## START Stored records
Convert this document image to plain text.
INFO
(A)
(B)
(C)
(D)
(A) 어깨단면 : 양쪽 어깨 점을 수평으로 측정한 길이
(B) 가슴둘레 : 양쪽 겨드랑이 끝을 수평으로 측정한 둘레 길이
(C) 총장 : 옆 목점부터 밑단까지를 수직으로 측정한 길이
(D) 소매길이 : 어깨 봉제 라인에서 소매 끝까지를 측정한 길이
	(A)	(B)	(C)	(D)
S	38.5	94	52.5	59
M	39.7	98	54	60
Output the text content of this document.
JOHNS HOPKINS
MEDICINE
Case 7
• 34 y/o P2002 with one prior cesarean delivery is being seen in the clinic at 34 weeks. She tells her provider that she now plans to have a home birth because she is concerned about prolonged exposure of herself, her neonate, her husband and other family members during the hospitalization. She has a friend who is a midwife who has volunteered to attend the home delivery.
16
## END Stored records
**What you have to do:**
The records above are to be copied in full, exactly as written.

**Written reply:**
Convert this document image to plain text.
INFO
(A)
(B)
(C)
(D)
(A) 어깨단면 : 양쪽 어깨 점을 수평으로 측정한 길이
(B) 가슴둘레 : 양쪽 겨드랑이 끝을 수평으로 측정한 둘레 길이
(C) 총장 : 옆 목점부터 밑단까지를 수직으로 측정한 길이
(D) 소매길이 : 어깨 봉제 라인에서 소매 끝까지를 측정한 길이
	(A)	(B)	(C)	(D)
S	38.5	94	52.5	59
M	39.7	98	54	60
Output the text content of this document.
JOHNS HOPKINS
MEDICINE
Case 7
• 34 y/o P2002 with one prior cesarean delivery is being seen in the clinic at 34 weeks. She tells her provider that she now plans to have a home birth because she is concerned about prolonged exposure of herself, her neonate, her husband and other family members during the hospitalization. She has a friend who is a midwife who has volunteered to attend the home delivery.
16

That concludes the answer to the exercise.